--- Extracted entries Enclosed Below ---

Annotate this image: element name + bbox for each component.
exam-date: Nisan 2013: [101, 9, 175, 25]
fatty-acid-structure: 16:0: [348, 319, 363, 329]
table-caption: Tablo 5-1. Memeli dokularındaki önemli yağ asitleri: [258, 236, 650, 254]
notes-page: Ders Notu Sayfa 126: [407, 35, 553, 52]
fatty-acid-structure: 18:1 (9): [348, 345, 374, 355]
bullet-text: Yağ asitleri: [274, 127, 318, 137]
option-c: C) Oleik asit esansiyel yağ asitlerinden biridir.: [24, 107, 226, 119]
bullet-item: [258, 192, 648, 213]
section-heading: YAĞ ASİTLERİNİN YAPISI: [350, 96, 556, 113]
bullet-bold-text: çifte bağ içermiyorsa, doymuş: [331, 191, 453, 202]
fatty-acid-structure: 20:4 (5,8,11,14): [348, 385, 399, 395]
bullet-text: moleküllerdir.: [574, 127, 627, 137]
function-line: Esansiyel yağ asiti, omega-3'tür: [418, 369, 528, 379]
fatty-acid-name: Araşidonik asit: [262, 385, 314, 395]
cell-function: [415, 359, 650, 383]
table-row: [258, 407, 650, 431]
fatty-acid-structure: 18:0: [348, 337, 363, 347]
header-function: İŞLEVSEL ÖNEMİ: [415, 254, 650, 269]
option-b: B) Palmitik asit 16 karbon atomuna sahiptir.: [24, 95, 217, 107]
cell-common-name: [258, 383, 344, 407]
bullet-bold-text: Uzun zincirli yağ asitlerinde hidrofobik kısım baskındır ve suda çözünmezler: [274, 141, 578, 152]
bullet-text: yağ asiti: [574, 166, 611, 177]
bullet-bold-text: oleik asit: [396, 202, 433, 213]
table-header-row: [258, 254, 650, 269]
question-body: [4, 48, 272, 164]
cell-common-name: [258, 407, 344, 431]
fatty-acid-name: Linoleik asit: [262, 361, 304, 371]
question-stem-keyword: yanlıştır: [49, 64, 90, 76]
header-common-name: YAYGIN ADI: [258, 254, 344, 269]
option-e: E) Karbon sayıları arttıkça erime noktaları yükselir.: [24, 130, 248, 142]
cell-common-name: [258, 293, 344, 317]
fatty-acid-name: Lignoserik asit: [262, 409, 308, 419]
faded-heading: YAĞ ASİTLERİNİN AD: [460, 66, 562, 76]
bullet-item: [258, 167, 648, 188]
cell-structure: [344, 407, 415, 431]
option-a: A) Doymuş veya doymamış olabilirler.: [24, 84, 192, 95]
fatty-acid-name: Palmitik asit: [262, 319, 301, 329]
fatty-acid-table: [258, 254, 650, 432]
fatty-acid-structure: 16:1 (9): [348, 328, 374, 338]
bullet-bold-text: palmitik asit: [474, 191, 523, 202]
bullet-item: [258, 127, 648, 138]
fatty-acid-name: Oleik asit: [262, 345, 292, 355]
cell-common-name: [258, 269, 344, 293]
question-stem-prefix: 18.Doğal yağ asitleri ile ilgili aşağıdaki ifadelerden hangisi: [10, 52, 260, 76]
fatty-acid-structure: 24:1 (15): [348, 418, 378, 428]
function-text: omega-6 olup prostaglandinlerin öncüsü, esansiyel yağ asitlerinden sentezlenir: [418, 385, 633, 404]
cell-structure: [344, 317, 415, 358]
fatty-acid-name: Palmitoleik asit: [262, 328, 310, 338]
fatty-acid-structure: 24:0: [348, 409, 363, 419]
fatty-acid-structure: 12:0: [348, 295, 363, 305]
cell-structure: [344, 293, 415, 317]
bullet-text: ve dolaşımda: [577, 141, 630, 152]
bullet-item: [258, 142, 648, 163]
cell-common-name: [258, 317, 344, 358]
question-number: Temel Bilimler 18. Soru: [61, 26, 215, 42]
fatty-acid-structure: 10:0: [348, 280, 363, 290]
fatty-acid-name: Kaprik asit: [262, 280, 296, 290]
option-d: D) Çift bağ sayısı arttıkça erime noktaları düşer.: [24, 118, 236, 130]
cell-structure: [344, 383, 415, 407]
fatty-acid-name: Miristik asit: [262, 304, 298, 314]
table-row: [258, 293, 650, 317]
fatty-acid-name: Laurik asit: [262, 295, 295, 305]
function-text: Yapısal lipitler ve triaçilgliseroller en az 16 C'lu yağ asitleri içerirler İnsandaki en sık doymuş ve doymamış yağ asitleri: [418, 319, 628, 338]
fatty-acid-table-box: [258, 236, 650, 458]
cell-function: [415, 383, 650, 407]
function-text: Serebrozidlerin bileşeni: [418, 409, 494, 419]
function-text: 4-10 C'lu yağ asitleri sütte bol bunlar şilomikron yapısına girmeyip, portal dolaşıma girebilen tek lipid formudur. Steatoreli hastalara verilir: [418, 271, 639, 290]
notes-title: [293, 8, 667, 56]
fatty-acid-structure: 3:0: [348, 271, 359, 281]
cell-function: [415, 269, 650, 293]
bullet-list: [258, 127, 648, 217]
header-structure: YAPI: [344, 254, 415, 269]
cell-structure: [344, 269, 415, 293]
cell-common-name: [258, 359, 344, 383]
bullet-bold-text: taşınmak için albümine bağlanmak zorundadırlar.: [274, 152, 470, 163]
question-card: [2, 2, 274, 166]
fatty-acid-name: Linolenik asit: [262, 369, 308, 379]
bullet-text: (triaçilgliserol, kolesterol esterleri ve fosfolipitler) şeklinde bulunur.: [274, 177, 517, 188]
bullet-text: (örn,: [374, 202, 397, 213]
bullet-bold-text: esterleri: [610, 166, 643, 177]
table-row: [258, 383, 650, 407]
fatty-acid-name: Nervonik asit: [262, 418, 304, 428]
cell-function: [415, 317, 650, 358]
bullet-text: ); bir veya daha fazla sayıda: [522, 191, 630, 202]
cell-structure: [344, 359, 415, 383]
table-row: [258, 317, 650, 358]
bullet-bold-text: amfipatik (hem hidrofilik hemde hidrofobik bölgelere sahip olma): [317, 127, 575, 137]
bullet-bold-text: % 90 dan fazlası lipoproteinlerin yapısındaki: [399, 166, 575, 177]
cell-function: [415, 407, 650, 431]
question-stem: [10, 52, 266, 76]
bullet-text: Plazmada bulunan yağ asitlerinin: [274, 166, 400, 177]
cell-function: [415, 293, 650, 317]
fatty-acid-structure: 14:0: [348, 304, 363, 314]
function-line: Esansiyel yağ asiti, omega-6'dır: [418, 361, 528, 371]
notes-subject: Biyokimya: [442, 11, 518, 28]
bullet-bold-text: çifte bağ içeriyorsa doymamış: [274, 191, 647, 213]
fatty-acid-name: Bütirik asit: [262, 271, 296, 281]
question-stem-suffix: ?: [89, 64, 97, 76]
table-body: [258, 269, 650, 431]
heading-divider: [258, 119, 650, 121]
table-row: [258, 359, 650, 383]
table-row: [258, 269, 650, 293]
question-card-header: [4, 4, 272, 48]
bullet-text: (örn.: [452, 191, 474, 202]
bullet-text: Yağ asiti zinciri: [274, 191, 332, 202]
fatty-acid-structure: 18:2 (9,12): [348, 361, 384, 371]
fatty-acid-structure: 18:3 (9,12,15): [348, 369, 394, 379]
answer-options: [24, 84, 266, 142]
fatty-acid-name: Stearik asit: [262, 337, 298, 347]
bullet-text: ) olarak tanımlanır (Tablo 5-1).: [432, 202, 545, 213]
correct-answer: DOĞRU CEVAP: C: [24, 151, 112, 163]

--- End of Enclosed Extracted entries ---

Exercise.
Copy out each entry once more, character for character.

Your response.
Annotate this image: element name + bbox for each component.
exam-date: Nisan 2013: [101, 9, 175, 25]
fatty-acid-structure: 16:0: [348, 319, 363, 329]
table-caption: Tablo 5-1. Memeli dokularındaki önemli yağ asitleri: [258, 236, 650, 254]
notes-page: Ders Notu Sayfa 126: [407, 35, 553, 52]
fatty-acid-structure: 18:1 (9): [348, 345, 374, 355]
bullet-text: Yağ asitleri: [274, 127, 318, 137]
option-c: C) Oleik asit esansiyel yağ asitlerinden biridir.: [24, 107, 226, 119]
bullet-item: [258, 192, 648, 213]
section-heading: YAĞ ASİTLERİNİN YAPISI: [350, 96, 556, 113]
bullet-bold-text: çifte bağ içermiyorsa, doymuş: [331, 191, 453, 202]
fatty-acid-structure: 20:4 (5,8,11,14): [348, 385, 399, 395]
bullet-text: moleküllerdir.: [574, 127, 627, 137]
function-line: Esansiyel yağ asiti, omega-3'tür: [418, 369, 528, 379]
fatty-acid-name: Araşidonik asit: [262, 385, 314, 395]
cell-function: [415, 359, 650, 383]
table-row: [258, 407, 650, 431]
fatty-acid-structure: 18:0: [348, 337, 363, 347]
header-function: İŞLEVSEL ÖNEMİ: [415, 254, 650, 269]
option-b: B) Palmitik asit 16 karbon atomuna sahiptir.: [24, 95, 217, 107]
cell-common-name: [258, 383, 344, 407]
bullet-bold-text: Uzun zincirli yağ asitlerinde hidrofobik kısım baskındır ve suda çözünmezler: [274, 141, 578, 152]
bullet-text: yağ asiti: [574, 166, 611, 177]
bullet-bold-text: oleik asit: [396, 202, 433, 213]
table-header-row: [258, 254, 650, 269]
question-body: [4, 48, 272, 164]
cell-common-name: [258, 407, 344, 431]
fatty-acid-name: Linoleik asit: [262, 361, 304, 371]
question-stem-keyword: yanlıştır: [49, 64, 90, 76]
header-common-name: YAYGIN ADI: [258, 254, 344, 269]
option-e: E) Karbon sayıları arttıkça erime noktaları yükselir.: [24, 130, 248, 142]
cell-common-name: [258, 293, 344, 317]
fatty-acid-name: Lignoserik asit: [262, 409, 308, 419]
faded-heading: YAĞ ASİTLERİNİN AD: [460, 66, 562, 76]
bullet-item: [258, 167, 648, 188]
cell-structure: [344, 407, 415, 431]
option-a: A) Doymuş veya doymamış olabilirler.: [24, 84, 192, 95]
fatty-acid-name: Palmitik asit: [262, 319, 301, 329]
fatty-acid-table: [258, 254, 650, 432]
fatty-acid-structure: 16:1 (9): [348, 328, 374, 338]
bullet-bold-text: palmitik asit: [474, 191, 523, 202]
bullet-item: [258, 127, 648, 138]
fatty-acid-name: Oleik asit: [262, 345, 292, 355]
cell-common-name: [258, 269, 344, 293]
question-stem-prefix: 18.Doğal yağ asitleri ile ilgili aşağıdaki ifadelerden hangisi: [10, 52, 260, 76]
fatty-acid-structure: 24:1 (15): [348, 418, 378, 428]
function-text: omega-6 olup prostaglandinlerin öncüsü, esansiyel yağ asitlerinden sentezlenir: [418, 385, 633, 404]
cell-structure: [344, 317, 415, 358]
fatty-acid-name: Palmitoleik asit: [262, 328, 310, 338]
fatty-acid-structure: 24:0: [348, 409, 363, 419]
fatty-acid-structure: 12:0: [348, 295, 363, 305]
cell-structure: [344, 293, 415, 317]
bullet-text: ve dolaşımda: [577, 141, 630, 152]
bullet-item: [258, 142, 648, 163]
cell-common-name: [258, 317, 344, 358]
question-number: Temel Bilimler 18. Soru: [61, 26, 215, 42]
fatty-acid-structure: 10:0: [348, 280, 363, 290]
fatty-acid-name: Kaprik asit: [262, 280, 296, 290]
option-d: D) Çift bağ sayısı arttıkça erime noktaları düşer.: [24, 118, 236, 130]
cell-structure: [344, 383, 415, 407]
fatty-acid-name: Miristik asit: [262, 304, 298, 314]
table-row: [258, 293, 650, 317]
fatty-acid-name: Laurik asit: [262, 295, 295, 305]
function-text: Yapısal lipitler ve triaçilgliseroller en az 16 C'lu yağ asitleri içerirler İnsandaki en sık doymuş ve doymamış yağ asitleri: [418, 319, 628, 338]
fatty-acid-table-box: [258, 236, 650, 458]
cell-function: [415, 383, 650, 407]
function-text: Serebrozidlerin bileşeni: [418, 409, 494, 419]
function-text: 4-10 C'lu yağ asitleri sütte bol bunlar şilomikron yapısına girmeyip, portal dolaşıma girebilen tek lipid formudur. Steatoreli hastalara verilir: [418, 271, 639, 290]
notes-title: [293, 8, 667, 56]
fatty-acid-structure: 3:0: [348, 271, 359, 281]
cell-function: [415, 269, 650, 293]
bullet-list: [258, 127, 648, 217]
header-structure: YAPI: [344, 254, 415, 269]
cell-structure: [344, 269, 415, 293]
cell-common-name: [258, 359, 344, 383]
bullet-bold-text: taşınmak için albümine bağlanmak zorundadırlar.: [274, 152, 470, 163]
question-card: [2, 2, 274, 166]
fatty-acid-name: Linolenik asit: [262, 369, 308, 379]
bullet-text: (triaçilgliserol, kolesterol esterleri ve fosfolipitler) şeklinde bulunur.: [274, 177, 517, 188]
bullet-text: (örn,: [374, 202, 397, 213]
bullet-bold-text: esterleri: [610, 166, 643, 177]
table-row: [258, 383, 650, 407]
fatty-acid-name: Nervonik asit: [262, 418, 304, 428]
cell-function: [415, 317, 650, 358]
bullet-text: ); bir veya daha fazla sayıda: [522, 191, 630, 202]
cell-structure: [344, 359, 415, 383]
table-row: [258, 317, 650, 358]
bullet-bold-text: amfipatik (hem hidrofilik hemde hidrofobik bölgelere sahip olma): [317, 127, 575, 137]
bullet-bold-text: % 90 dan fazlası lipoproteinlerin yapısındaki: [399, 166, 575, 177]
cell-function: [415, 407, 650, 431]
question-stem: [10, 52, 266, 76]
bullet-text: Plazmada bulunan yağ asitlerinin: [274, 166, 400, 177]
cell-function: [415, 293, 650, 317]
fatty-acid-structure: 14:0: [348, 304, 363, 314]
function-line: Esansiyel yağ asiti, omega-6'dır: [418, 361, 528, 371]
notes-subject: Biyokimya: [442, 11, 518, 28]
bullet-bold-text: çifte bağ içeriyorsa doymamış: [274, 191, 647, 213]
fatty-acid-name: Bütirik asit: [262, 271, 296, 281]
question-stem-suffix: ?: [89, 64, 97, 76]
table-body: [258, 269, 650, 431]
heading-divider: [258, 119, 650, 121]
table-row: [258, 359, 650, 383]
table-row: [258, 269, 650, 293]
question-card-header: [4, 4, 272, 48]
bullet-text: (örn.: [452, 191, 474, 202]
bullet-text: Yağ asiti zinciri: [274, 191, 332, 202]
fatty-acid-structure: 18:2 (9,12): [348, 361, 384, 371]
fatty-acid-structure: 18:3 (9,12,15): [348, 369, 394, 379]
answer-options: [24, 84, 266, 142]
fatty-acid-name: Stearik asit: [262, 337, 298, 347]
bullet-text: ) olarak tanımlanır (Tablo 5-1).: [432, 202, 545, 213]
correct-answer: DOĞRU CEVAP: C: [24, 151, 112, 163]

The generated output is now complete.